» Figure content listings
■ ■ ■ ■

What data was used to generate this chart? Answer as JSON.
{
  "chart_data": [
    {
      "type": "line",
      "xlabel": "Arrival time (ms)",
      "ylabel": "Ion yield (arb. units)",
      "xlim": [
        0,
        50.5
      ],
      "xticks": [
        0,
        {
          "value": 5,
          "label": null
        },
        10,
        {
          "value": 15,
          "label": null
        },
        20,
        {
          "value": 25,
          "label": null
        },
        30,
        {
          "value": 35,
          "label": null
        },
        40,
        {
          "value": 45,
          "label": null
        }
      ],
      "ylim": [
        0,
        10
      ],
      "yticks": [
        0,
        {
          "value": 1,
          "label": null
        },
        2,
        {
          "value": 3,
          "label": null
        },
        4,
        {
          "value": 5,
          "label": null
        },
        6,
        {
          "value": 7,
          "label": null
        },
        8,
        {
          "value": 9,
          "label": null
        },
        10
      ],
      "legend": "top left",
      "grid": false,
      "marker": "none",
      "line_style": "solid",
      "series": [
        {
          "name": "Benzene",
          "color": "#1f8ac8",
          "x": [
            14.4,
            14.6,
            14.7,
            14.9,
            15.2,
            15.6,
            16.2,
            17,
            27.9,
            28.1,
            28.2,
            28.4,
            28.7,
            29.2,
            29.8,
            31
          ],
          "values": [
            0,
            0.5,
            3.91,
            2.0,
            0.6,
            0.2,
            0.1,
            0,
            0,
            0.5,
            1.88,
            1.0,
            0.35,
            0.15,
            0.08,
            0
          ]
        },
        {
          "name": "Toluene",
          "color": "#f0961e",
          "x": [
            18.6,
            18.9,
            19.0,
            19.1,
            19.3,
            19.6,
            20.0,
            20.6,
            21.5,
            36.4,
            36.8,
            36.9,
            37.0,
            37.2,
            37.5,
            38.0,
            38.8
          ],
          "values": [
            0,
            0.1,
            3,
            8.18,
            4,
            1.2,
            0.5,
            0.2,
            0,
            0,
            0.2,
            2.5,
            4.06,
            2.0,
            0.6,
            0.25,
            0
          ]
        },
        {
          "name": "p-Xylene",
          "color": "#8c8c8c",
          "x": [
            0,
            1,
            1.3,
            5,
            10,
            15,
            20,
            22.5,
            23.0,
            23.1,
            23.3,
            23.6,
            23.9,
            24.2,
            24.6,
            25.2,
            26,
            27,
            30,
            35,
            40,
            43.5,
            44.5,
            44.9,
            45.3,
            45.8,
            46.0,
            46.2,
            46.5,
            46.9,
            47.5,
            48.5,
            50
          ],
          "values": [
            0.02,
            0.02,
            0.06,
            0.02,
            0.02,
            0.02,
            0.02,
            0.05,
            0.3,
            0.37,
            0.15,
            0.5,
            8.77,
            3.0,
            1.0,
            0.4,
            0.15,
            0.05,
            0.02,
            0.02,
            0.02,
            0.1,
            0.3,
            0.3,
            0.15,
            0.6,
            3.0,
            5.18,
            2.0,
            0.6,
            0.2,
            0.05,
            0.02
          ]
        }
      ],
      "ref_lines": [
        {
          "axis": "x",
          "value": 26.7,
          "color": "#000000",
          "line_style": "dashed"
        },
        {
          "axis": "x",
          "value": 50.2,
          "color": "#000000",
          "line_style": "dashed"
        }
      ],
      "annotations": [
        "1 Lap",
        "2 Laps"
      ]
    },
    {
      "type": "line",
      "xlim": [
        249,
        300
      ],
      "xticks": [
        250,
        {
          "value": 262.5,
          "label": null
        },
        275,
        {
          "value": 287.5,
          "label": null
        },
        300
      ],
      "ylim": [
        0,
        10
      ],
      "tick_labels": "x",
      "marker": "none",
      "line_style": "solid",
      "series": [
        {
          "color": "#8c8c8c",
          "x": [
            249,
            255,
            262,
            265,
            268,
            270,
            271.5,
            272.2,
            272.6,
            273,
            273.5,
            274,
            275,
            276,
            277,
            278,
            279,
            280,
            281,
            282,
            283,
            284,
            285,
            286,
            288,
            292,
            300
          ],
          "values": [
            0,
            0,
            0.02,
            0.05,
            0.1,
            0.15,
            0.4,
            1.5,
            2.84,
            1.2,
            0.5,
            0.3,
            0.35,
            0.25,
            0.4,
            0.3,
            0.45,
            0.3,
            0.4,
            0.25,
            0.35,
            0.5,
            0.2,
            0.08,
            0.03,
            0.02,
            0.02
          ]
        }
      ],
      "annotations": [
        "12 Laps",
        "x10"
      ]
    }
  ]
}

■ ■ ■ ■

» Requirement
Print the whole listing exactly as it is.

» Task result
What data was used to generate this chart? Answer as JSON.
{
  "chart_data": [
    {
      "type": "line",
      "xlabel": "Arrival time (ms)",
      "ylabel": "Ion yield (arb. units)",
      "xlim": [
        0,
        50.5
      ],
      "xticks": [
        0,
        {
          "value": 5,
          "label": null
        },
        10,
        {
          "value": 15,
          "label": null
        },
        20,
        {
          "value": 25,
          "label": null
        },
        30,
        {
          "value": 35,
          "label": null
        },
        40,
        {
          "value": 45,
          "label": null
        }
      ],
      "ylim": [
        0,
        10
      ],
      "yticks": [
        0,
        {
          "value": 1,
          "label": null
        },
        2,
        {
          "value": 3,
          "label": null
        },
        4,
        {
          "value": 5,
          "label": null
        },
        6,
        {
          "value": 7,
          "label": null
        },
        8,
        {
          "value": 9,
          "label": null
        },
        10
      ],
      "legend": "top left",
      "grid": false,
      "marker": "none",
      "line_style": "solid",
      "series": [
        {
          "name": "Benzene",
          "color": "#1f8ac8",
          "x": [
            14.4,
            14.6,
            14.7,
            14.9,
            15.2,
            15.6,
            16.2,
            17,
            27.9,
            28.1,
            28.2,
            28.4,
            28.7,
            29.2,
            29.8,
            31
          ],
          "values": [
            0,
            0.5,
            3.91,
            2.0,
            0.6,
            0.2,
            0.1,
            0,
            0,
            0.5,
            1.88,
            1.0,
            0.35,
            0.15,
            0.08,
            0
          ]
        },
        {
          "name": "Toluene",
          "color": "#f0961e",
          "x": [
            18.6,
            18.9,
            19.0,
            19.1,
            19.3,
            19.6,
            20.0,
            20.6,
            21.5,
            36.4,
            36.8,
            36.9,
            37.0,
            37.2,
            37.5,
            38.0,
            38.8
          ],
          "values": [
            0,
            0.1,
            3,
            8.18,
            4,
            1.2,
            0.5,
            0.2,
            0,
            0,
            0.2,
            2.5,
            4.06,
            2.0,
            0.6,
            0.25,
            0
          ]
        },
        {
          "name": "p-Xylene",
          "color": "#8c8c8c",
          "x": [
            0,
            1,
            1.3,
            5,
            10,
            15,
            20,
            22.5,
            23.0,
            23.1,
            23.3,
            23.6,
            23.9,
            24.2,
            24.6,
            25.2,
            26,
            27,
            30,
            35,
            40,
            43.5,
            44.5,
            44.9,
            45.3,
            45.8,
            46.0,
            46.2,
            46.5,
            46.9,
            47.5,
            48.5,
            50
          ],
          "values": [
            0.02,
            0.02,
            0.06,
            0.02,
            0.02,
            0.02,
            0.02,
            0.05,
            0.3,
            0.37,
            0.15,
            0.5,
            8.77,
            3.0,
            1.0,
            0.4,
            0.15,
            0.05,
            0.02,
            0.02,
            0.02,
            0.1,
            0.3,
            0.3,
            0.15,
            0.6,
            3.0,
            5.18,
            2.0,
            0.6,
            0.2,
            0.05,
            0.02
          ]
        }
      ],
      "ref_lines": [
        {
          "axis": "x",
          "value": 26.7,
          "color": "#000000",
          "line_style": "dashed"
        },
        {
          "axis": "x",
          "value": 50.2,
          "color": "#000000",
          "line_style": "dashed"
        }
      ],
      "annotations": [
        "1 Lap",
        "2 Laps"
      ]
    },
    {
      "type": "line",
      "xlim": [
        249,
        300
      ],
      "xticks": [
        250,
        {
          "value": 262.5,
          "label": null
        },
        275,
        {
          "value": 287.5,
          "label": null
        },
        300
      ],
      "ylim": [
        0,
        10
      ],
      "tick_labels": "x",
      "marker": "none",
      "line_style": "solid",
      "series": [
        {
          "color": "#8c8c8c",
          "x": [
            249,
            255,
            262,
            265,
            268,
            270,
            271.5,
            272.2,
            272.6,
            273,
            273.5,
            274,
            275,
            276,
            277,
            278,
            279,
            280,
            281,
            282,
            283,
            284,
            285,
            286,
            288,
            292,
            300
          ],
          "values": [
            0,
            0,
            0.02,
            0.05,
            0.1,
            0.15,
            0.4,
            1.5,
            2.84,
            1.2,
            0.5,
            0.3,
            0.35,
            0.25,
            0.4,
            0.3,
            0.45,
            0.3,
            0.4,
            0.25,
            0.35,
            0.5,
            0.2,
            0.08,
            0.03,
            0.02,
            0.02
          ]
        }
      ],
      "annotations": [
        "12 Laps",
        "x10"
      ]
    }
  ]
}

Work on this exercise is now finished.